**Direction**
Swap "player-avatar" for "player-headshot" throughout the lines below and give them again with nothing else changed.

[Element location listings]
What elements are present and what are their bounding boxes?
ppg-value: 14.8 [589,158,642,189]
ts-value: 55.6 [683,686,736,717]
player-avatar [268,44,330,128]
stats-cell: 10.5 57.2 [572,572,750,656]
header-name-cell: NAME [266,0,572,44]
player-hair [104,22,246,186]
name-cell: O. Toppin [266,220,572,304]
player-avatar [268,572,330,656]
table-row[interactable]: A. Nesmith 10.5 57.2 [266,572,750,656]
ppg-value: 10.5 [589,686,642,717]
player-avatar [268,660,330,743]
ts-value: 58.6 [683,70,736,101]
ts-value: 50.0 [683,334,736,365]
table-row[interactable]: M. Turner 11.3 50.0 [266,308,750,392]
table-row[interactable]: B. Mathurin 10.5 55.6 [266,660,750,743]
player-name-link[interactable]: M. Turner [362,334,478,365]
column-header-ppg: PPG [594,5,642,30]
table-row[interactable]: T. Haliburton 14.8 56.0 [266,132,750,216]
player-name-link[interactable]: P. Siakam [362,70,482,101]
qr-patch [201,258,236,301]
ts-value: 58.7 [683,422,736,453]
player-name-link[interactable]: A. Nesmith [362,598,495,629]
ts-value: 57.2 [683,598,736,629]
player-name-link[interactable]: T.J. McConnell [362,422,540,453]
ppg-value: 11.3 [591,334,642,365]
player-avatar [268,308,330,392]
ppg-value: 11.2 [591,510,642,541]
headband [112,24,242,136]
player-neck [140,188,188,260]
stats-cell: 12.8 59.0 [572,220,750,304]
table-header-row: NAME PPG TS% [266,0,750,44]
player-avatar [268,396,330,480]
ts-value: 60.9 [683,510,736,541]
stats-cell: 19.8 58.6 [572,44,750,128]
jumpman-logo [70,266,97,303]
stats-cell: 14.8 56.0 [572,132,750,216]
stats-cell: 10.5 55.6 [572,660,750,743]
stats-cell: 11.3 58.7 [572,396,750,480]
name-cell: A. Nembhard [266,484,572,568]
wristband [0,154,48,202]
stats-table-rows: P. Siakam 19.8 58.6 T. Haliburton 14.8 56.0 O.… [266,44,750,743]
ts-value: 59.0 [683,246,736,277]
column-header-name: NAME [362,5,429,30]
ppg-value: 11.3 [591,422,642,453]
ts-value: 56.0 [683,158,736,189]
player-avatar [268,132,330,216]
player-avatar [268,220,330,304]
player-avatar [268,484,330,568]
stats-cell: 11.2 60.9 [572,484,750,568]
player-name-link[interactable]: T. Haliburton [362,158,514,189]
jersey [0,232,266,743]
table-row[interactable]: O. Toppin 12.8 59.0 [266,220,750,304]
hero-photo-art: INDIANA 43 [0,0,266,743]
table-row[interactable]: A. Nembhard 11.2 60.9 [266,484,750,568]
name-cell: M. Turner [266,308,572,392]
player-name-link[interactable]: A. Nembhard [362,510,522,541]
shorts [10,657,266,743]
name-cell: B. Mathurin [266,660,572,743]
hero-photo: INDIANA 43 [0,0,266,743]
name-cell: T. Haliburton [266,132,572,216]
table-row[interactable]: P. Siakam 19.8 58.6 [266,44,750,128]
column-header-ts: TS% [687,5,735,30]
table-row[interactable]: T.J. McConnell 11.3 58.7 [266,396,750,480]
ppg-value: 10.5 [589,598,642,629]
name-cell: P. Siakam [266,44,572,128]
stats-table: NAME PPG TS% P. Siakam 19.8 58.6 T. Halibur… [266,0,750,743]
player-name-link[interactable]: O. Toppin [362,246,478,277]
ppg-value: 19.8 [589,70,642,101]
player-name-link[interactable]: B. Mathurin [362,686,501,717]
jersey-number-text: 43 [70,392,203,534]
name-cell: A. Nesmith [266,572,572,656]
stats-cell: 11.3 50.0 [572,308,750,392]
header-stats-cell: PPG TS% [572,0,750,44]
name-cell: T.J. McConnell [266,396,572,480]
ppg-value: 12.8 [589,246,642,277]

**Correct answer**
What elements are present and what are their bounding boxes?
ppg-value: 14.8 [589,158,642,189]
ts-value: 55.6 [683,686,736,717]
player-headshot [268,44,330,128]
stats-cell: 10.5 57.2 [572,572,750,656]
header-name-cell: NAME [266,0,572,44]
player-hair [104,22,246,186]
name-cell: O. Toppin [266,220,572,304]
player-headshot [268,572,330,656]
table-row[interactable]: A. Nesmith 10.5 57.2 [266,572,750,656]
ppg-value: 10.5 [589,686,642,717]
player-headshot [268,660,330,743]
ts-value: 58.6 [683,70,736,101]
ts-value: 50.0 [683,334,736,365]
table-row[interactable]: M. Turner 11.3 50.0 [266,308,750,392]
table-row[interactable]: B. Mathurin 10.5 55.6 [266,660,750,743]
player-name-link[interactable]: M. Turner [362,334,478,365]
column-header-ppg: PPG [594,5,642,30]
table-row[interactable]: T. Haliburton 14.8 56.0 [266,132,750,216]
player-name-link[interactable]: P. Siakam [362,70,482,101]
qr-patch [201,258,236,301]
ts-value: 58.7 [683,422,736,453]
player-name-link[interactable]: A. Nesmith [362,598,495,629]
ts-value: 57.2 [683,598,736,629]
player-name-link[interactable]: T.J. McConnell [362,422,540,453]
ppg-value: 11.3 [591,334,642,365]
player-headshot [268,308,330,392]
ppg-value: 11.2 [591,510,642,541]
headband [112,24,242,136]
player-neck [140,188,188,260]
stats-cell: 12.8 59.0 [572,220,750,304]
table-header-row: NAME PPG TS% [266,0,750,44]
player-headshot [268,396,330,480]
ts-value: 60.9 [683,510,736,541]
stats-cell: 19.8 58.6 [572,44,750,128]
jumpman-logo [70,266,97,303]
stats-cell: 14.8 56.0 [572,132,750,216]
stats-cell: 10.5 55.6 [572,660,750,743]
stats-cell: 11.3 58.7 [572,396,750,480]
name-cell: A. Nembhard [266,484,572,568]
wristband [0,154,48,202]
stats-table-rows: P. Siakam 19.8 58.6 T. Haliburton 14.8 56.0 O.… [266,44,750,743]
ts-value: 59.0 [683,246,736,277]
column-header-name: NAME [362,5,429,30]
ppg-value: 11.3 [591,422,642,453]
ts-value: 56.0 [683,158,736,189]
player-headshot [268,132,330,216]
player-headshot [268,220,330,304]
player-headshot [268,484,330,568]
stats-cell: 11.2 60.9 [572,484,750,568]
player-name-link[interactable]: T. Haliburton [362,158,514,189]
jersey [0,232,266,743]
table-row[interactable]: O. Toppin 12.8 59.0 [266,220,750,304]
hero-photo-art: INDIANA 43 [0,0,266,743]
table-row[interactable]: A. Nembhard 11.2 60.9 [266,484,750,568]
name-cell: M. Turner [266,308,572,392]
player-name-link[interactable]: A. Nembhard [362,510,522,541]
shorts [10,657,266,743]
name-cell: B. Mathurin [266,660,572,743]
hero-photo: INDIANA 43 [0,0,266,743]
name-cell: T. Haliburton [266,132,572,216]
table-row[interactable]: P. Siakam 19.8 58.6 [266,44,750,128]
column-header-ts: TS% [687,5,735,30]
table-row[interactable]: T.J. McConnell 11.3 58.7 [266,396,750,480]
ppg-value: 10.5 [589,598,642,629]
name-cell: P. Siakam [266,44,572,128]
stats-table: NAME PPG TS% P. Siakam 19.8 58.6 T. Halibur… [266,0,750,743]
player-name-link[interactable]: O. Toppin [362,246,478,277]
ppg-value: 19.8 [589,70,642,101]
player-name-link[interactable]: B. Mathurin [362,686,501,717]
jersey-number-text: 43 [70,392,203,534]
name-cell: A. Nesmith [266,572,572,656]
stats-cell: 11.3 50.0 [572,308,750,392]
header-stats-cell: PPG TS% [572,0,750,44]
name-cell: T.J. McConnell [266,396,572,480]
ppg-value: 12.8 [589,246,642,277]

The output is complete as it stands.